MATERIAL start

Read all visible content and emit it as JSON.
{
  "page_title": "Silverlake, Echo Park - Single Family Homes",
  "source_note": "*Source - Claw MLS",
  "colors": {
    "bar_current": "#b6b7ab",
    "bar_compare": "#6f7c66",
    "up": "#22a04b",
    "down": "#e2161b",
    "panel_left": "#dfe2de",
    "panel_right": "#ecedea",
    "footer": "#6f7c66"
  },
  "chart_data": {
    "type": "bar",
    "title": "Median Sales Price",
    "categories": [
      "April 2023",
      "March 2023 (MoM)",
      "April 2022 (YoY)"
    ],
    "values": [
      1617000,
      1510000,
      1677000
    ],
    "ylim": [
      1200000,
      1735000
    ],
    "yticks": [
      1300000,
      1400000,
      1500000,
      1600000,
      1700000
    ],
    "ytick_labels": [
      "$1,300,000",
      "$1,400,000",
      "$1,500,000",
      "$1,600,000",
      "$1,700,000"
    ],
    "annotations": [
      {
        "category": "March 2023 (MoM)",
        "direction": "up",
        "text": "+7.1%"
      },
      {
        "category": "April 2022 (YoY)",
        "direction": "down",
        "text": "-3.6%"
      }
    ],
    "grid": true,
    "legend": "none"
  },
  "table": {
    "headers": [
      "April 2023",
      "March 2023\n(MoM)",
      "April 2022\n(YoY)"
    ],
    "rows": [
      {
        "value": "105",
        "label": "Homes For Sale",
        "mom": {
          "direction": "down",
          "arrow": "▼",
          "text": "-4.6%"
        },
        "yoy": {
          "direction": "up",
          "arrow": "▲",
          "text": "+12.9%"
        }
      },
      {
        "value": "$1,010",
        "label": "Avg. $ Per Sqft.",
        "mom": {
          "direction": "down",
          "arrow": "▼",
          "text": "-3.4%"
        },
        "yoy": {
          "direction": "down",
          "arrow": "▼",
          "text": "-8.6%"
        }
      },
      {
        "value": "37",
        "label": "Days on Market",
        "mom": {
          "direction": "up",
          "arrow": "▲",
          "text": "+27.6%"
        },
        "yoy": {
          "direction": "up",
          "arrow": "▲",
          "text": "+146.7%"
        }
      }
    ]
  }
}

MATERIAL end

Output the records verbatim, from the first line to the last.

Read all visible content and emit it as JSON.
{
  "page_title": "Silverlake, Echo Park - Single Family Homes",
  "source_note": "*Source - Claw MLS",
  "colors": {
    "bar_current": "#b6b7ab",
    "bar_compare": "#6f7c66",
    "up": "#22a04b",
    "down": "#e2161b",
    "panel_left": "#dfe2de",
    "panel_right": "#ecedea",
    "footer": "#6f7c66"
  },
  "chart_data": {
    "type": "bar",
    "title": "Median Sales Price",
    "categories": [
      "April 2023",
      "March 2023 (MoM)",
      "April 2022 (YoY)"
    ],
    "values": [
      1617000,
      1510000,
      1677000
    ],
    "ylim": [
      1200000,
      1735000
    ],
    "yticks": [
      1300000,
      1400000,
      1500000,
      1600000,
      1700000
    ],
    "ytick_labels": [
      "$1,300,000",
      "$1,400,000",
      "$1,500,000",
      "$1,600,000",
      "$1,700,000"
    ],
    "annotations": [
      {
        "category": "March 2023 (MoM)",
        "direction": "up",
        "text": "+7.1%"
      },
      {
        "category": "April 2022 (YoY)",
        "direction": "down",
        "text": "-3.6%"
      }
    ],
    "grid": true,
    "legend": "none"
  },
  "table": {
    "headers": [
      "April 2023",
      "March 2023\n(MoM)",
      "April 2022\n(YoY)"
    ],
    "rows": [
      {
        "value": "105",
        "label": "Homes For Sale",
        "mom": {
          "direction": "down",
          "arrow": "▼",
          "text": "-4.6%"
        },
        "yoy": {
          "direction": "up",
          "arrow": "▲",
          "text": "+12.9%"
        }
      },
      {
        "value": "$1,010",
        "label": "Avg. $ Per Sqft.",
        "mom": {
          "direction": "down",
          "arrow": "▼",
          "text": "-3.4%"
        },
        "yoy": {
          "direction": "down",
          "arrow": "▼",
          "text": "-8.6%"
        }
      },
      {
        "value": "37",
        "label": "Days on Market",
        "mom": {
          "direction": "up",
          "arrow": "▲",
          "text": "+27.6%"
        },
        "yoy": {
          "direction": "up",
          "arrow": "▲",
          "text": "+146.7%"
        }
      }
    ]
  }
}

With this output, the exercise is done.